- **Problem to solve**
In the extract about the Rutherford County tax dispute, what amount did the Funds Flow Memorandum say the sellers were to deposit into escrow for Rutherford County taxes?

Before the closing of the sale, a Funds Flow Memorandum was created to acknowledge payments already made between the parties, and to agree to future payments made on or following the closing. The memorandum marked that $137,232.20 was to be deposited into escrow by the sellers for “Rutherford County Tax[es] (RE and Personal)” relating to one of the Properties, most likely referring to real estate and personal property taxes. Yet it is not detailed as to whether all or part of this amount was designated to cover the unpaid 2007 personal property taxes.

II. Procedural History and Posture

Within the present Motion, Godley states that Rutherford County “is in flagrant and willful violation of the Sale Order,” and requests the Court to enter an order enforcing the Sale Order against Rutherford County, finding the county in contempt, imposing sanctions against the county, and granting related relief. First, Godley argues that the Court should enforce the provisions of the Sale Order because the sale of the Properties was free and clear of liens other than liens “of record.” Godley argues that the phrase “Easements, liens, restrictions, encumbrances, encroachments, and other matters of record, if any” within the definition of “Permitted Encumbrances,” should be construed to mean “easements of record, liens of record, and so on.” Because (i) the Purported Tax Lien was not recorded or filed anywhere, attached to the title of the Properties; (ii) the Purported Tax Lien arose by operation of law, and are not considered to be “liens of record” under North Carolina law; and (iii) the taxes were not even due until after the sale had closed, Godley maintains that the Properties were sold free and clear of the Purported Tax Lien. At best, Godley argues, the Purported Tax Lien attached to the proceeds of the sale only.

- **Recorded information**
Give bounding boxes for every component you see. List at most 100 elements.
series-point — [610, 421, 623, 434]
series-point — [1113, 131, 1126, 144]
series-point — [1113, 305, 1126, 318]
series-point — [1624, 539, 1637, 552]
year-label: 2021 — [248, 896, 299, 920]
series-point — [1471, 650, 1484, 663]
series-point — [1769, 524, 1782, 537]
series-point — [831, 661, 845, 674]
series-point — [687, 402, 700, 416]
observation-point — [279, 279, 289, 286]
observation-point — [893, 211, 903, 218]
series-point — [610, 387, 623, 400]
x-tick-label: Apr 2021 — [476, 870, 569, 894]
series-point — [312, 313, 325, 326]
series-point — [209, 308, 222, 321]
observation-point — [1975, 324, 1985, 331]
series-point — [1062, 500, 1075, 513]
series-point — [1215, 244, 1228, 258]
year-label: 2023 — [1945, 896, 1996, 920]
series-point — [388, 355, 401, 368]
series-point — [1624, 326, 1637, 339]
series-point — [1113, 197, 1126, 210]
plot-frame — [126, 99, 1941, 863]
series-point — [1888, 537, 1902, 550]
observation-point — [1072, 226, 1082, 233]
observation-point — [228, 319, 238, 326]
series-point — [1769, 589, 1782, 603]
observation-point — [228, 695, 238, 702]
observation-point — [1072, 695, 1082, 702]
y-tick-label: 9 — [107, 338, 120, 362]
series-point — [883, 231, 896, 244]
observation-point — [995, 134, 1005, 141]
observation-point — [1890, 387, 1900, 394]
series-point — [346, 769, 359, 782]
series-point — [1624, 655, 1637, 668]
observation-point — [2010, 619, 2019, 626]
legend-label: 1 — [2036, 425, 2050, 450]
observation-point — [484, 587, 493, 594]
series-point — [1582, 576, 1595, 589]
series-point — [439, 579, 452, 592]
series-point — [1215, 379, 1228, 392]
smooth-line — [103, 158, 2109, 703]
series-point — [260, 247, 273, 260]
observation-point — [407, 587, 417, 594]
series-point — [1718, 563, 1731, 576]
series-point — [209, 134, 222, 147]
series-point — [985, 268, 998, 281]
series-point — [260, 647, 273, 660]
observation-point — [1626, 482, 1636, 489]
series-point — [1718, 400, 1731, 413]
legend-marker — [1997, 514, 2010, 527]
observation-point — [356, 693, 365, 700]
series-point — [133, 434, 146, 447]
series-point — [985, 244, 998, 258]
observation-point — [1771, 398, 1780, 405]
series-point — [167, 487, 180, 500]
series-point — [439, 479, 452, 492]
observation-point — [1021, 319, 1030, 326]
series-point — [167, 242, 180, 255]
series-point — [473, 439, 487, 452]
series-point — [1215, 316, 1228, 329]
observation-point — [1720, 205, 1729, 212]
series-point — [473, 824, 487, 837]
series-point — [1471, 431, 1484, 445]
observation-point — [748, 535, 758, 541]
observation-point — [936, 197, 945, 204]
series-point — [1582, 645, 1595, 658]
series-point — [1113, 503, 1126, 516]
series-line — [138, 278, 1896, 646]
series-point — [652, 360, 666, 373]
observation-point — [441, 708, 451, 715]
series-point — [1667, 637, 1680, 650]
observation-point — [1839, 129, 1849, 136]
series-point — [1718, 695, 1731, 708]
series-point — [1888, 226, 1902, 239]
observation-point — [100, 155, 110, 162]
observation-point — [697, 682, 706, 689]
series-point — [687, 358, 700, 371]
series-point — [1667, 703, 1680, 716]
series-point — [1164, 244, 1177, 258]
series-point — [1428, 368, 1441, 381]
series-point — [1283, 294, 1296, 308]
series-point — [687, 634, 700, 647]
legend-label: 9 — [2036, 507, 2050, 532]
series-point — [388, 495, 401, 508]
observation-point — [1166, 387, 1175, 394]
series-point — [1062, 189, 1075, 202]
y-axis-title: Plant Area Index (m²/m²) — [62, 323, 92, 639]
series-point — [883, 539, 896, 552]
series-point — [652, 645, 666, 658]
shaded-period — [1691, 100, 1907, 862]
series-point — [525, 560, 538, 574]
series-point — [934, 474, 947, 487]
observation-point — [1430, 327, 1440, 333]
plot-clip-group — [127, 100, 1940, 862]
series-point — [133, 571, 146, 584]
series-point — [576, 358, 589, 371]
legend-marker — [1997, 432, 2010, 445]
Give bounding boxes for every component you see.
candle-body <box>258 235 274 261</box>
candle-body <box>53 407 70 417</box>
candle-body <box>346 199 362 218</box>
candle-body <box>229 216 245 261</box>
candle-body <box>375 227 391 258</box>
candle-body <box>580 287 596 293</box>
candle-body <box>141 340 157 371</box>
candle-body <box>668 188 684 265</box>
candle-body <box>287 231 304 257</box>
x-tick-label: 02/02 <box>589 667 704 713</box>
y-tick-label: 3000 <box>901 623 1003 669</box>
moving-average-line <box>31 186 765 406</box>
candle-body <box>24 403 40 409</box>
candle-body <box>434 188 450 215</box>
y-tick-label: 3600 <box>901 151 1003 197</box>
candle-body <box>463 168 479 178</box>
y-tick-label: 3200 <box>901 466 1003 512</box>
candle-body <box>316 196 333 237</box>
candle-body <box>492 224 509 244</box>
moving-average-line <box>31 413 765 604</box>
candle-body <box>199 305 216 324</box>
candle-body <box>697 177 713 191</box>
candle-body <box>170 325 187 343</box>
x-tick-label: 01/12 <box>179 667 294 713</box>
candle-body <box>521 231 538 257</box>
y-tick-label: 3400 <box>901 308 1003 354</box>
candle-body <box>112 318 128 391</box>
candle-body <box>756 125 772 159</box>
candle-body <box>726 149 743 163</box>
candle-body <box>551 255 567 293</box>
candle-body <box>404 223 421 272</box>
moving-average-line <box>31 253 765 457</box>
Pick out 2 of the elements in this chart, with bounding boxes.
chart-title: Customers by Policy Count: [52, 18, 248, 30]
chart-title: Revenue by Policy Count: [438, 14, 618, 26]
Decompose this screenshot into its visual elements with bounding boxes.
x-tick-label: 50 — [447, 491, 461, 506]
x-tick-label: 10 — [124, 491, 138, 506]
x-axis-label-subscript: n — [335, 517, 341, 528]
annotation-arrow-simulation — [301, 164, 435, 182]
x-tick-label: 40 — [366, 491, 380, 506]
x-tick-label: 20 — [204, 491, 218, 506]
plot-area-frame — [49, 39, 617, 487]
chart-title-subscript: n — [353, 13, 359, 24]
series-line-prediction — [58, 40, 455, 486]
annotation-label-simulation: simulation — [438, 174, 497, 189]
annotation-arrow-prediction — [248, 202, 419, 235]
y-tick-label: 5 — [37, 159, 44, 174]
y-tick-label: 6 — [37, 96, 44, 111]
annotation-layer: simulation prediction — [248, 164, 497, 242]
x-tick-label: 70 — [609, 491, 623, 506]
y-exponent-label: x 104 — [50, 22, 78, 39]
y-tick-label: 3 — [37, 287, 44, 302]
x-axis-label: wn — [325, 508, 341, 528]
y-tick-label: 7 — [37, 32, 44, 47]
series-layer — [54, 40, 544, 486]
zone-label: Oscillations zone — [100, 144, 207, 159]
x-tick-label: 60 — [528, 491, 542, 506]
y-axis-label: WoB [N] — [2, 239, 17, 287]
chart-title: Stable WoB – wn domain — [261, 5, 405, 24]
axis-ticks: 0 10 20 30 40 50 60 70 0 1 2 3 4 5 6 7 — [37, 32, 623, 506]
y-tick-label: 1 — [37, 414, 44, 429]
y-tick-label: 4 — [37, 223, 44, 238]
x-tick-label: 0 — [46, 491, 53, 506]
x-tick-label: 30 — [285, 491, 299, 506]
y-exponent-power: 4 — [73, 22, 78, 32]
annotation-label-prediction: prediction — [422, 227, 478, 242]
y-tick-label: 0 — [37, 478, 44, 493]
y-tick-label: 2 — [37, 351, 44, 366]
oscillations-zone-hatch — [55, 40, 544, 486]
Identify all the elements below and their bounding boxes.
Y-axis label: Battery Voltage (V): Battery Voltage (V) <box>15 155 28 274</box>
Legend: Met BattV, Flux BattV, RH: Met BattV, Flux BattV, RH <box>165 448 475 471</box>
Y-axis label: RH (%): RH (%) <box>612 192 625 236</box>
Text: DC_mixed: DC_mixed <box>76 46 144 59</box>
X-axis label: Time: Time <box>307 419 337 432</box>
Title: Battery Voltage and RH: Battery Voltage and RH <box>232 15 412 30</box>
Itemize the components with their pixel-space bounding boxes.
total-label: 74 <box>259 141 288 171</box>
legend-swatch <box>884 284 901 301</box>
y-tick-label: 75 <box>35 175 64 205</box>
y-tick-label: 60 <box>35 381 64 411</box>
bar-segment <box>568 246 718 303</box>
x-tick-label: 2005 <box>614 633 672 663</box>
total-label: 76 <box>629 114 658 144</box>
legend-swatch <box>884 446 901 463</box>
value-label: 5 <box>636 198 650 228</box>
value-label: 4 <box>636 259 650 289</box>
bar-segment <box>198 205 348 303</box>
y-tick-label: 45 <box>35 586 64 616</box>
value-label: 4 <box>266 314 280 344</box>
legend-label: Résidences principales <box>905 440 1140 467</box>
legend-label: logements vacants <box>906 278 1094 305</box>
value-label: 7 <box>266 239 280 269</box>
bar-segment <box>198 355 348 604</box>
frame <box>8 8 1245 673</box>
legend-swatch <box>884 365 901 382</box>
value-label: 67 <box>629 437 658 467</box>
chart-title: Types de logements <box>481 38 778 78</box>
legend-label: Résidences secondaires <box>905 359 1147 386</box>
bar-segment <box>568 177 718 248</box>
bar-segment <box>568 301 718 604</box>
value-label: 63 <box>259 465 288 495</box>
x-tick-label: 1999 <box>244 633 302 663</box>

- **Exercise result**
$137,232.20